== Segment start ==

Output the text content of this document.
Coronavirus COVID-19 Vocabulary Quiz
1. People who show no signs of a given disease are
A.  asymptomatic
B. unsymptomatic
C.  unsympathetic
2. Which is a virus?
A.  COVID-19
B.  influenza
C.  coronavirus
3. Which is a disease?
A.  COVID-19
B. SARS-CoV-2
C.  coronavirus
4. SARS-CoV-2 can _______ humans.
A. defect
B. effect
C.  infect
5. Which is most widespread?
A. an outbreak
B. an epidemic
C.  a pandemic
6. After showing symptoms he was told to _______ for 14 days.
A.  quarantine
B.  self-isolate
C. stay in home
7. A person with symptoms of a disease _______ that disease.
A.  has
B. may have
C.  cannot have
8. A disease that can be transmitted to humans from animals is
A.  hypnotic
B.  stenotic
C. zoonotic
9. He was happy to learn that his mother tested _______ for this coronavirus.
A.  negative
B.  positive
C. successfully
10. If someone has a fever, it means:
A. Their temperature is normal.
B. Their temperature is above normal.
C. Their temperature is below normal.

== Segment end ==

Would you output every record above exactly as it stands?

Output the text content of this document.
Coronavirus COVID-19 Vocabulary Quiz
1. People who show no signs of a given disease are
A.  asymptomatic
B. unsymptomatic
C.  unsympathetic
2. Which is a virus?
A.  COVID-19
B.  influenza
C.  coronavirus
3. Which is a disease?
A.  COVID-19
B. SARS-CoV-2
C.  coronavirus
4. SARS-CoV-2 can _______ humans.
A. defect
B. effect
C.  infect
5. Which is most widespread?
A. an outbreak
B. an epidemic
C.  a pandemic
6. After showing symptoms he was told to _______ for 14 days.
A.  quarantine
B.  self-isolate
C. stay in home
7. A person with symptoms of a disease _______ that disease.
A.  has
B. may have
C.  cannot have
8. A disease that can be transmitted to humans from animals is
A.  hypnotic
B.  stenotic
C. zoonotic
9. He was happy to learn that his mother tested _______ for this coronavirus.
A.  negative
B.  positive
C. successfully
10. If someone has a fever, it means:
A. Their temperature is normal.
B. Their temperature is above normal.
C. Their temperature is below normal.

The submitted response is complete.